Problem
In these records, how many lines contain "role"? Please reply with the number only.

Extracted entries
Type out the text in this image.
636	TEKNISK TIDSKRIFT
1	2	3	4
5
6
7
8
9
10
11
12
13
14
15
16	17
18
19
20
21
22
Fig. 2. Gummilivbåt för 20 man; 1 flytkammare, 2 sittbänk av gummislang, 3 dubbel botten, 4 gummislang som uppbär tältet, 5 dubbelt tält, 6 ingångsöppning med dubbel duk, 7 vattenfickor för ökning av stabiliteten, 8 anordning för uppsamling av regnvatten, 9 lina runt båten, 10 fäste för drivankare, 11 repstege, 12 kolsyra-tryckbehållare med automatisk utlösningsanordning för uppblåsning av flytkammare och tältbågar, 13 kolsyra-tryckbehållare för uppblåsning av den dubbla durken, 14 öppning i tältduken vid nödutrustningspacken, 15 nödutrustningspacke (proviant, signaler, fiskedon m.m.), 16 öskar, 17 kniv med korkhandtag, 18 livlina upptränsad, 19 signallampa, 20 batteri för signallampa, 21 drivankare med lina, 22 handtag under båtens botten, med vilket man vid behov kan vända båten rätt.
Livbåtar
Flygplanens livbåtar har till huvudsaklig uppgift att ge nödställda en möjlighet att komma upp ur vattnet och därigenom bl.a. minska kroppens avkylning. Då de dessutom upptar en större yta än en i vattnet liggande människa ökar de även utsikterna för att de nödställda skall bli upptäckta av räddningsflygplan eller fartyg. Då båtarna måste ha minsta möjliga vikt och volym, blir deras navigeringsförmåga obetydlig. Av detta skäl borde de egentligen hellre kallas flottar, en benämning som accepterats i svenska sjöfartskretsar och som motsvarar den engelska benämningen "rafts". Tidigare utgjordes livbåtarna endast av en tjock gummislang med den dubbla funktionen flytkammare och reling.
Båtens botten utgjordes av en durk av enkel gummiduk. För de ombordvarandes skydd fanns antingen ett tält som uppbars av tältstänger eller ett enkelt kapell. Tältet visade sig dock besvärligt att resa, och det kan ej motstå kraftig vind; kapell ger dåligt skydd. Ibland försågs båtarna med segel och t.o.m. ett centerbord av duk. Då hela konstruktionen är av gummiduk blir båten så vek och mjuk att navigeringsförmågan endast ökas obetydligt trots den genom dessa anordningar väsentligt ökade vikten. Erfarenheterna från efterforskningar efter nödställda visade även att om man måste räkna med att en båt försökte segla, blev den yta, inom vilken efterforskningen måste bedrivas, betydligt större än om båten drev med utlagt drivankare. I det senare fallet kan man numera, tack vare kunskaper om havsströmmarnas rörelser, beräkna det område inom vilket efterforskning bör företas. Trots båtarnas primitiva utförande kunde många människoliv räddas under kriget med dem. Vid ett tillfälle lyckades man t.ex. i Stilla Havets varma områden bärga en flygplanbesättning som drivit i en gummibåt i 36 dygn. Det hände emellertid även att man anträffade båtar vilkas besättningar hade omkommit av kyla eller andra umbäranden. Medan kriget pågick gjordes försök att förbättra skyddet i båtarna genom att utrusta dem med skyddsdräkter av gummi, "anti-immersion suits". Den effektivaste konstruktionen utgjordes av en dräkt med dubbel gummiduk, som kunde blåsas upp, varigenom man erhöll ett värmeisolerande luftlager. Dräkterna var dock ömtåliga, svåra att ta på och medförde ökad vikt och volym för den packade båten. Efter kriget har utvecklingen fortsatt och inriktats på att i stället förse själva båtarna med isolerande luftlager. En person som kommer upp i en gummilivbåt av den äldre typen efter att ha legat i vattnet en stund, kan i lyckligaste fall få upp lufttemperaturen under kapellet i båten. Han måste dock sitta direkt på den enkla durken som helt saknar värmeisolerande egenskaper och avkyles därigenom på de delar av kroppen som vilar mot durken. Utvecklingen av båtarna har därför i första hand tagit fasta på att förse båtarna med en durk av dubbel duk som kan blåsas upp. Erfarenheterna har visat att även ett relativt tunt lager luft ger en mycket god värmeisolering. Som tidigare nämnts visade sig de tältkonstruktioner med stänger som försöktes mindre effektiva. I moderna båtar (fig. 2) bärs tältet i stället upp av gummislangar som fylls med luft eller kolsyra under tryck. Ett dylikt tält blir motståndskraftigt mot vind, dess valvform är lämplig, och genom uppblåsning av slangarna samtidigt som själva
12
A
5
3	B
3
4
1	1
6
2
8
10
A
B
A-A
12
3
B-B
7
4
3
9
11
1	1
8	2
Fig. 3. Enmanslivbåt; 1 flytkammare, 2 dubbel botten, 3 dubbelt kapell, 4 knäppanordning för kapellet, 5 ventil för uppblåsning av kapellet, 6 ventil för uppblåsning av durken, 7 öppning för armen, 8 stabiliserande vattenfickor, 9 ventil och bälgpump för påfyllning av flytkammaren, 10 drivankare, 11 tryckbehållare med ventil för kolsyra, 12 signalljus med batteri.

...

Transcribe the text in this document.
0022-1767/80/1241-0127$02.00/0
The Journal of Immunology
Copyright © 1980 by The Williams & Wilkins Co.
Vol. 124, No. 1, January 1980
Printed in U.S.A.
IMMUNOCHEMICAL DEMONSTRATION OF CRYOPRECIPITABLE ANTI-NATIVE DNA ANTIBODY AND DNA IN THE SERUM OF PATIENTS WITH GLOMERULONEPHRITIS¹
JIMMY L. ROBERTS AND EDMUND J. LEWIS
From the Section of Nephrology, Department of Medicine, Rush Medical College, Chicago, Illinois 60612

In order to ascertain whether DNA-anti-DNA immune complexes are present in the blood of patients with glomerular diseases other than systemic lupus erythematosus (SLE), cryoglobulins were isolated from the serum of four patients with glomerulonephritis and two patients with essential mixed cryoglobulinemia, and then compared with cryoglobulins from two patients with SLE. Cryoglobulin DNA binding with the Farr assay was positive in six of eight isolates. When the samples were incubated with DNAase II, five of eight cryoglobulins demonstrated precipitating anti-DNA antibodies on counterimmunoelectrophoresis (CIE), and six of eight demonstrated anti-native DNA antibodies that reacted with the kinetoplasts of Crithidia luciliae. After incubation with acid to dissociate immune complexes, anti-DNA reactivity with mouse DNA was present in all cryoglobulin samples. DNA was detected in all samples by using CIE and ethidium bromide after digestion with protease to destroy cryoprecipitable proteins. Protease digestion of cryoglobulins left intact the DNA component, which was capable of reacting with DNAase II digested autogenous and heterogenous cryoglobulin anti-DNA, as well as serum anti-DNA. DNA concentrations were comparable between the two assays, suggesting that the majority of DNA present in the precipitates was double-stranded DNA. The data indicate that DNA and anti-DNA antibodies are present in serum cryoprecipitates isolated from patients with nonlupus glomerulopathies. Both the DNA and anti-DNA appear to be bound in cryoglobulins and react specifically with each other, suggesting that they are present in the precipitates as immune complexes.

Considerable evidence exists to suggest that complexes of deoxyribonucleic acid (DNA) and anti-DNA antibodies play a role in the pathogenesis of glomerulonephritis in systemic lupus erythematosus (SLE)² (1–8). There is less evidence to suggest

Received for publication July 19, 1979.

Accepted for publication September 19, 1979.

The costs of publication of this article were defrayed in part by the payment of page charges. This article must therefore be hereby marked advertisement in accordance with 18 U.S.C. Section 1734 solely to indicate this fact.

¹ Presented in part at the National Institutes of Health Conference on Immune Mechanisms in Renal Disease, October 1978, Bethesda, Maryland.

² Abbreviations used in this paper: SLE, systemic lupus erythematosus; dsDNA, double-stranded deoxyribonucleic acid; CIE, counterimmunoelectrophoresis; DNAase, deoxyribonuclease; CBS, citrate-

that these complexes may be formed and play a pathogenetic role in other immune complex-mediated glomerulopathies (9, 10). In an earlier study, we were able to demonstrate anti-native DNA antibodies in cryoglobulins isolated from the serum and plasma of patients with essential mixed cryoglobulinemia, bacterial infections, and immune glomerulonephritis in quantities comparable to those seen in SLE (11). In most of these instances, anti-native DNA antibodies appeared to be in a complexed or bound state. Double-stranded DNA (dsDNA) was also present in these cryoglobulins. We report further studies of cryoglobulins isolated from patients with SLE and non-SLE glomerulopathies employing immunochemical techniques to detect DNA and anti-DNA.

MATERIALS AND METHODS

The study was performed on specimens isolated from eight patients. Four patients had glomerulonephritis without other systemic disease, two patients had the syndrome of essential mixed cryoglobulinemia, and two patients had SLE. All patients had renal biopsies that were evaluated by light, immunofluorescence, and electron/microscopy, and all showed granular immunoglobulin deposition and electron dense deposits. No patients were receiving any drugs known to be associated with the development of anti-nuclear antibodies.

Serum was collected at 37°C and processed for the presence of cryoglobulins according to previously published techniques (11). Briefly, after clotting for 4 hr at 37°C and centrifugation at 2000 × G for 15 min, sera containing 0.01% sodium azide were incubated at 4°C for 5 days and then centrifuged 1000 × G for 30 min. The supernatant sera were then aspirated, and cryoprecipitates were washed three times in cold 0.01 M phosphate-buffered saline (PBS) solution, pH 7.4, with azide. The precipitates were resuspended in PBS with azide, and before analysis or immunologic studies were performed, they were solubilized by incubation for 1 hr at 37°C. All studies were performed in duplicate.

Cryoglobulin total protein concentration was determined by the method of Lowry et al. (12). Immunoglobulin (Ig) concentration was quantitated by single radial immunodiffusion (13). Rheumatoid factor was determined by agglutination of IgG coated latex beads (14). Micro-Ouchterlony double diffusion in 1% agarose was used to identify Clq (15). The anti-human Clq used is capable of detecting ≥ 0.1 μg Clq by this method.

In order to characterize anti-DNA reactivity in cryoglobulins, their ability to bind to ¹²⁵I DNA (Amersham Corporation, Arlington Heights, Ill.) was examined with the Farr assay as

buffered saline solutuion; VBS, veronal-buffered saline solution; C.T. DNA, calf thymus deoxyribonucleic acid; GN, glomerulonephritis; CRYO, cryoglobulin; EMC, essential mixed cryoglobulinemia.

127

Answer for this exercise
2